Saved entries

_ _ _ _ _ _ _

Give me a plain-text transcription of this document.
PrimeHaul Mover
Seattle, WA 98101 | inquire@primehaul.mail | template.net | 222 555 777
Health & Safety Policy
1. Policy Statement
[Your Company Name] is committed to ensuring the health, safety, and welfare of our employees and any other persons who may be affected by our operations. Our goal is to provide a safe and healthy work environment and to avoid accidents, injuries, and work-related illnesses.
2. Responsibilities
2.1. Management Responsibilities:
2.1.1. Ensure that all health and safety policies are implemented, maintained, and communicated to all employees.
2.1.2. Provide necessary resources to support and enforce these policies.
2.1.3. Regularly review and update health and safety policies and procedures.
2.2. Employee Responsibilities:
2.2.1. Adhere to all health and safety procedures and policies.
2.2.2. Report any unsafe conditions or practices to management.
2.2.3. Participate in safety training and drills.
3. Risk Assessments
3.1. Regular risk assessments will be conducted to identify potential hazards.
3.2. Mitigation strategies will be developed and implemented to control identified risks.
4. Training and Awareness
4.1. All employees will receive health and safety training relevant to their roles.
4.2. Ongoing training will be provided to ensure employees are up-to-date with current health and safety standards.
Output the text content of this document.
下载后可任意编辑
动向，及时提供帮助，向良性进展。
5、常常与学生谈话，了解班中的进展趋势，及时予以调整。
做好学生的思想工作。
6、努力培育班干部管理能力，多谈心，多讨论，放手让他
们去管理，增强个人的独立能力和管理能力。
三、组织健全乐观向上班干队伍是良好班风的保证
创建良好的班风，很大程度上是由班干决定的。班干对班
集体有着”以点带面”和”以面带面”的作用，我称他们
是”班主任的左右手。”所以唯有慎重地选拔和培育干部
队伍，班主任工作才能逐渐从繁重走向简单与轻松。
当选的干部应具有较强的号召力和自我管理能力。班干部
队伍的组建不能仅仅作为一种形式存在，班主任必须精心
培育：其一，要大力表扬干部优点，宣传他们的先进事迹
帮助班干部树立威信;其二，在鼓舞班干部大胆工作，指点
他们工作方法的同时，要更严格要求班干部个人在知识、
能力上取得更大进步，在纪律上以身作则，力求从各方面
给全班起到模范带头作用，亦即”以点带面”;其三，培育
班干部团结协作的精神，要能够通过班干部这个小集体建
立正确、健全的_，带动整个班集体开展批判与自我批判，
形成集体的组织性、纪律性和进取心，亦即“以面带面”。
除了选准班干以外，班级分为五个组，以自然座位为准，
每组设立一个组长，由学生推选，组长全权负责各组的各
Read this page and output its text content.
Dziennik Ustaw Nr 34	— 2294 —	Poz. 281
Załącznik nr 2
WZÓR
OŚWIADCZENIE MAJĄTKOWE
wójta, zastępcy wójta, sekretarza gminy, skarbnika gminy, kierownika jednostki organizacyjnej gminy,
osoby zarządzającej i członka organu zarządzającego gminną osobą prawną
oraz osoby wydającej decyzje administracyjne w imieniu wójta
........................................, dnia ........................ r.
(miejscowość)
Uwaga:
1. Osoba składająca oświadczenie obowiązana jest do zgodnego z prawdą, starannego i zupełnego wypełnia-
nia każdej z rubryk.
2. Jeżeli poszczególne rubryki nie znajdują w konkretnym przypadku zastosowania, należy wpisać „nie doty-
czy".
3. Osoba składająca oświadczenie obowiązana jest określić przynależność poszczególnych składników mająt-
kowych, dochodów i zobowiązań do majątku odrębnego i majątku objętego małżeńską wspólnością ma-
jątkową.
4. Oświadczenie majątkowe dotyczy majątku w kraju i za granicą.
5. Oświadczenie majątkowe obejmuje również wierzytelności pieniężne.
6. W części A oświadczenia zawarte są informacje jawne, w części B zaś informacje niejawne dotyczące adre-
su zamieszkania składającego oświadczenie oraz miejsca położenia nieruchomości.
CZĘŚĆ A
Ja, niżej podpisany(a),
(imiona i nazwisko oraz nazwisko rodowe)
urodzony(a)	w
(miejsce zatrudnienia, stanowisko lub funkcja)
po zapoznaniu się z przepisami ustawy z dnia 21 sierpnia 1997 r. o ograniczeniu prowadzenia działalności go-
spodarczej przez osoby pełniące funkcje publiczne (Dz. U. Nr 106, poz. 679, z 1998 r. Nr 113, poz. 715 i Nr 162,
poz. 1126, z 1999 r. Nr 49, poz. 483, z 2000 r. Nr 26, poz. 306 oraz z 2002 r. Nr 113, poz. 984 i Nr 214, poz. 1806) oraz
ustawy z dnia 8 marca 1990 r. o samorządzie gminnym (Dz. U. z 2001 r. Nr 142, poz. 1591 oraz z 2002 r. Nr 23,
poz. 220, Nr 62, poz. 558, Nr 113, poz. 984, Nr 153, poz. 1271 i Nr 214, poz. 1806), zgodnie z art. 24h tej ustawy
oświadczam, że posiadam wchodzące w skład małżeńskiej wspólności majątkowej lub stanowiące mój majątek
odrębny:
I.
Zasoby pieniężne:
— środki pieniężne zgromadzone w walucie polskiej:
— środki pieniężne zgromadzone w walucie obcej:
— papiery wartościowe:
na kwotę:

_ _ _ _ _ _ _

■ Task description
Identify the lines that hold the word "content". Copy every one of them.

■ Response to the task
Output the text content of this document.
Read this page and output its text content.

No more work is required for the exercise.